▶ [Exercise brief] Gather every line holding the string "visión".

▶ [Extracted information]
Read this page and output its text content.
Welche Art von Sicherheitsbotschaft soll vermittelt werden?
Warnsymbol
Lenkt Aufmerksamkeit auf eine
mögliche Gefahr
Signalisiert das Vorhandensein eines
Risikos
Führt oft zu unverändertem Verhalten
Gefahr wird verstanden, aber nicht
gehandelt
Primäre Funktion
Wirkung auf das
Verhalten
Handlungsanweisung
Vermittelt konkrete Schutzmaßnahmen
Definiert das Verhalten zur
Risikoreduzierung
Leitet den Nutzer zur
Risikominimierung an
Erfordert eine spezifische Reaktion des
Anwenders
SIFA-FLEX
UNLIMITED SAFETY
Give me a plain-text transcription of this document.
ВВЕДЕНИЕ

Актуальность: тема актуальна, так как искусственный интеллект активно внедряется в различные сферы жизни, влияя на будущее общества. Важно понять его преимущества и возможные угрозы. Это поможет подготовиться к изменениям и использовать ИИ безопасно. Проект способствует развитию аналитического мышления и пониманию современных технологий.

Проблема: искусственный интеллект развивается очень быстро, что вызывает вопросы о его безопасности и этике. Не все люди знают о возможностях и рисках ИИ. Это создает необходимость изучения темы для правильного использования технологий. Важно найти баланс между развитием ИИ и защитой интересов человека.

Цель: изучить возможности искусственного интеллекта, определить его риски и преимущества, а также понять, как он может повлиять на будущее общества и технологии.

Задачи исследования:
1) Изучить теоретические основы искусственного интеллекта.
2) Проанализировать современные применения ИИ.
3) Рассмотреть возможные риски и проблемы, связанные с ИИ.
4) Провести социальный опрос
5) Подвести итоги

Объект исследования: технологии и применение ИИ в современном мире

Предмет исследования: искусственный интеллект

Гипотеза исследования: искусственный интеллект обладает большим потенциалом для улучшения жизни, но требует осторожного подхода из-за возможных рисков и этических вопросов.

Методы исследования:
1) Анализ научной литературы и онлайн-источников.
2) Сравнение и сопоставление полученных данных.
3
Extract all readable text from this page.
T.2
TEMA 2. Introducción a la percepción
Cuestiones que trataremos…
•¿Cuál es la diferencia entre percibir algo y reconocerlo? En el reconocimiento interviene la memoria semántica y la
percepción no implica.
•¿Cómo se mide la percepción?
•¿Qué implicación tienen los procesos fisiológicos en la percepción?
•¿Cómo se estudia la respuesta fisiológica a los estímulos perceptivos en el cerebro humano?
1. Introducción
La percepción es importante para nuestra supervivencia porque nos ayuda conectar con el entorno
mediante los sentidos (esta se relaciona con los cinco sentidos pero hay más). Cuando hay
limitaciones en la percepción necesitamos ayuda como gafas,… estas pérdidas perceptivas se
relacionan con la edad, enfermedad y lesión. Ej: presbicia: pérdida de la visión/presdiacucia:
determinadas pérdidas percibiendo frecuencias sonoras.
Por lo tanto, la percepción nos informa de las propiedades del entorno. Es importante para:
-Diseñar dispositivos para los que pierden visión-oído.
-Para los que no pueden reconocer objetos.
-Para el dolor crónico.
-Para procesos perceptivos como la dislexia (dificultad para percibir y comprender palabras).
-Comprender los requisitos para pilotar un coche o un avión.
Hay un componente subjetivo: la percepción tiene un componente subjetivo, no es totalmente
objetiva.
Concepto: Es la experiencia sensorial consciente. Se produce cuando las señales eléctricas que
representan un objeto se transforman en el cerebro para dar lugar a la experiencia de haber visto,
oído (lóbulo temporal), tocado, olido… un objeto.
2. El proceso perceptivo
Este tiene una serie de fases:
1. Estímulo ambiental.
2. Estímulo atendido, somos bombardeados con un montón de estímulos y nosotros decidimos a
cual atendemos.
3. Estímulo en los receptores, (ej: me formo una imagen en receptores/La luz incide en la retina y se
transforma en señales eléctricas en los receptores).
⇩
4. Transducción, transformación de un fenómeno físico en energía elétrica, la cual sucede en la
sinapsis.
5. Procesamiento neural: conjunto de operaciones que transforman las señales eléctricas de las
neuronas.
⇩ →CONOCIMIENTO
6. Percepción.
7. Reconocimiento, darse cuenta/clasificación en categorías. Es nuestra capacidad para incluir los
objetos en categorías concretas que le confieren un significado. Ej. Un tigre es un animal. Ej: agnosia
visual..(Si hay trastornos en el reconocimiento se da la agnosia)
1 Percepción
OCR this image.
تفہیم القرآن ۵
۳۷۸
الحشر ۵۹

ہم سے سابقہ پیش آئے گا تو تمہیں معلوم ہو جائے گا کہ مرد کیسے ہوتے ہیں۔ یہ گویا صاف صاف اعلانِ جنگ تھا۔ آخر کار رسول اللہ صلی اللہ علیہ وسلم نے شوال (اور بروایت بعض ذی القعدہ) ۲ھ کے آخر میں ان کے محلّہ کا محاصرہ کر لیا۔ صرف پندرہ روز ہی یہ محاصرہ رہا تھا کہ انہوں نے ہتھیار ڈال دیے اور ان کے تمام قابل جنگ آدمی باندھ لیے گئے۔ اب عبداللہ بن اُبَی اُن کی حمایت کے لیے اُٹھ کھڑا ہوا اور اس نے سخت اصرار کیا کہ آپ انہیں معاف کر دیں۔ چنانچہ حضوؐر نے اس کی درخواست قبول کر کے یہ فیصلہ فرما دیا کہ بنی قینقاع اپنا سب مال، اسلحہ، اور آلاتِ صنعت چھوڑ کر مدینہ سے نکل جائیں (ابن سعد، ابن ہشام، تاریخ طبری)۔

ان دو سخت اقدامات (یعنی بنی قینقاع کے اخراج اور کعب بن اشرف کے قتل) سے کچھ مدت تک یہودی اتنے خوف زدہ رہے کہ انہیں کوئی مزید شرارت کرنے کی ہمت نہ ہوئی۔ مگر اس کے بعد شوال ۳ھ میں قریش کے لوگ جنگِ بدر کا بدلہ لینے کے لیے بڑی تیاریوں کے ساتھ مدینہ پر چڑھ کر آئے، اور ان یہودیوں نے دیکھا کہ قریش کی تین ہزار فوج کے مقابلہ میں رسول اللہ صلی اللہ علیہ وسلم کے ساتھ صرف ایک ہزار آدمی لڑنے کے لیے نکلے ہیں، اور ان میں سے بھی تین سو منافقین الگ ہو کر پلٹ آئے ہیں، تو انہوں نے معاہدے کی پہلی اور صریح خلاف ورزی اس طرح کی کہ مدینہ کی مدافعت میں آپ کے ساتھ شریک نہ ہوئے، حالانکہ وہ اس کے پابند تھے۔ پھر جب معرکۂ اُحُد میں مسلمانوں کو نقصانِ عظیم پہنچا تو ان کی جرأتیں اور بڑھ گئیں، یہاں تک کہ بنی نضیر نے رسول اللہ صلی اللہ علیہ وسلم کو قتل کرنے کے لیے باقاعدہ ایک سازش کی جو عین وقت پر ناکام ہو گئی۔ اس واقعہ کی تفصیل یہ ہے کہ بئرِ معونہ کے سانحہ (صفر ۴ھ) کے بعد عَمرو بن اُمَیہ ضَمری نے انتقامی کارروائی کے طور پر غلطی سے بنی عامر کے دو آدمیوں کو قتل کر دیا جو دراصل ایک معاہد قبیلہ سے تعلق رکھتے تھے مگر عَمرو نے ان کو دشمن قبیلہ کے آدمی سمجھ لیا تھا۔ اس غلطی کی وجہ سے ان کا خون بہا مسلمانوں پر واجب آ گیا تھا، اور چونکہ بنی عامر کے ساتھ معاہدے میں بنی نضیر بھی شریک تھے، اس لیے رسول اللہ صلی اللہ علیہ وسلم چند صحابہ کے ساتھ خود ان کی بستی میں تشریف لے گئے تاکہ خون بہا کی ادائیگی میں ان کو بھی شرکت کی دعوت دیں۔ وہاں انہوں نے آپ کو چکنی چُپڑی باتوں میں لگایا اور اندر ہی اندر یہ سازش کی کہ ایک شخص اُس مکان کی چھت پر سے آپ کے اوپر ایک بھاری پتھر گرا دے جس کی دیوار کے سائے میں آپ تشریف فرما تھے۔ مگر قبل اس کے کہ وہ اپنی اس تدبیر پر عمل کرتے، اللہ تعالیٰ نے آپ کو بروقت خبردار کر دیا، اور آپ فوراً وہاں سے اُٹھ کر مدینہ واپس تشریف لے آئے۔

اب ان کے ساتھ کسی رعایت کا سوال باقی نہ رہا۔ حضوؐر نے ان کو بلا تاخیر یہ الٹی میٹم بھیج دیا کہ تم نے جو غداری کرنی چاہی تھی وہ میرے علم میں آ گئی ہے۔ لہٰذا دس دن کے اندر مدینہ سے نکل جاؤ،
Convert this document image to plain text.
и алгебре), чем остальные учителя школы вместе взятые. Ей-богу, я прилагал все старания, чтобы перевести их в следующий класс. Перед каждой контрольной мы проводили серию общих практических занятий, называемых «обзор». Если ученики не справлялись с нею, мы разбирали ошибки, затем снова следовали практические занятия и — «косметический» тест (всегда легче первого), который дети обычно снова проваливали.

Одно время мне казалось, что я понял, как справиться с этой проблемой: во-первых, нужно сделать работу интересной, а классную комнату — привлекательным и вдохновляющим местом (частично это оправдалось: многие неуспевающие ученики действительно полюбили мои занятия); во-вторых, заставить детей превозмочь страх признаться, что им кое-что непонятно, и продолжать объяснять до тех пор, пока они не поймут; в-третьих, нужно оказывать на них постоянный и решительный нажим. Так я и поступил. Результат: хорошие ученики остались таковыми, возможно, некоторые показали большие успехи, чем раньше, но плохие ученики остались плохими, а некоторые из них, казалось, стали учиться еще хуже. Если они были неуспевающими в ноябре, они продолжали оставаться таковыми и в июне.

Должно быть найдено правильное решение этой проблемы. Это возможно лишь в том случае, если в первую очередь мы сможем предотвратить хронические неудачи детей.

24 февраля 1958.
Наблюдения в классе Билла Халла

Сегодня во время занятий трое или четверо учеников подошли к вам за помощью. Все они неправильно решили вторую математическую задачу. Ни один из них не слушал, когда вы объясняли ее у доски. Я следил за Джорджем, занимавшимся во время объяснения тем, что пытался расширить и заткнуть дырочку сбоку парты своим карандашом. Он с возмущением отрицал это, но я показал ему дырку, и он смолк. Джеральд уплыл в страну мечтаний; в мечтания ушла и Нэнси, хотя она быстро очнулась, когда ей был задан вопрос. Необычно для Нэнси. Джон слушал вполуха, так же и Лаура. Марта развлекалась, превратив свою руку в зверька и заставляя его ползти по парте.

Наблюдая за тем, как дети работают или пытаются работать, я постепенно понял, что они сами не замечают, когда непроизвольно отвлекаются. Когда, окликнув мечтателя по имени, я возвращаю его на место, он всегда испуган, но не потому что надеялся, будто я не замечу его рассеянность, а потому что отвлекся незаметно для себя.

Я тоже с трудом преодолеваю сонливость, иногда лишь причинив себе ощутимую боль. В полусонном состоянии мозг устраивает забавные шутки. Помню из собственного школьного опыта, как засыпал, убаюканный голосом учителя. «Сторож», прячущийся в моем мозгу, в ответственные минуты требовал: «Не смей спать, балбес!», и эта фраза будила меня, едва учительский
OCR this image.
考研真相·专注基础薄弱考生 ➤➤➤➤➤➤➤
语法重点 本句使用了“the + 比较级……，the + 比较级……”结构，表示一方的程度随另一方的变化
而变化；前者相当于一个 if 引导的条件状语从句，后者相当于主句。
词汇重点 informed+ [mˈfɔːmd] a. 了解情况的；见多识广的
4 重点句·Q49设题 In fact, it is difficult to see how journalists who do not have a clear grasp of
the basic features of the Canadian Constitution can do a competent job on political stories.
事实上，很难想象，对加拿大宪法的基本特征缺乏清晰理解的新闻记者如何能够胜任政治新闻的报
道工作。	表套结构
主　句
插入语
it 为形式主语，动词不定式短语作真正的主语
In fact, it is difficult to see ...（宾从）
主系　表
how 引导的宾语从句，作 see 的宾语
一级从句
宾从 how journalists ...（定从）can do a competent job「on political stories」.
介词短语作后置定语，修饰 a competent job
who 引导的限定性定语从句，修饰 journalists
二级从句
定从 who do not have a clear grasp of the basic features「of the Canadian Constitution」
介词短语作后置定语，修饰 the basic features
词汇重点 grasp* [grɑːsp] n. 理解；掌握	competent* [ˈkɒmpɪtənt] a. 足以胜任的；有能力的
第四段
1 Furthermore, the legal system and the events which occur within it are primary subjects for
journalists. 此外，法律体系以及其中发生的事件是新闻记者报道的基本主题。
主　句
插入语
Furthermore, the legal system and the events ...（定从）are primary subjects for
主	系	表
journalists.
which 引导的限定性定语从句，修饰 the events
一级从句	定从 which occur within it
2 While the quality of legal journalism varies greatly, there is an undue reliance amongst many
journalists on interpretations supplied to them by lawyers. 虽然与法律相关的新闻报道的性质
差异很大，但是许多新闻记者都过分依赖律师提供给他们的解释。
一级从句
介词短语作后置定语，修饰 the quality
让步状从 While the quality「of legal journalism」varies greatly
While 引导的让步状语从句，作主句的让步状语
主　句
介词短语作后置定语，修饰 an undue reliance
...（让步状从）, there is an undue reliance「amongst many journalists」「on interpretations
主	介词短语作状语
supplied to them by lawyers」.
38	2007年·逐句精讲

▶ [Full output]
relacionan con la edad, enfermedad y lesión. Ej: presbicia: pérdida de la visión/presdiacucia:
-Diseñar dispositivos para los que pierden visión-oído.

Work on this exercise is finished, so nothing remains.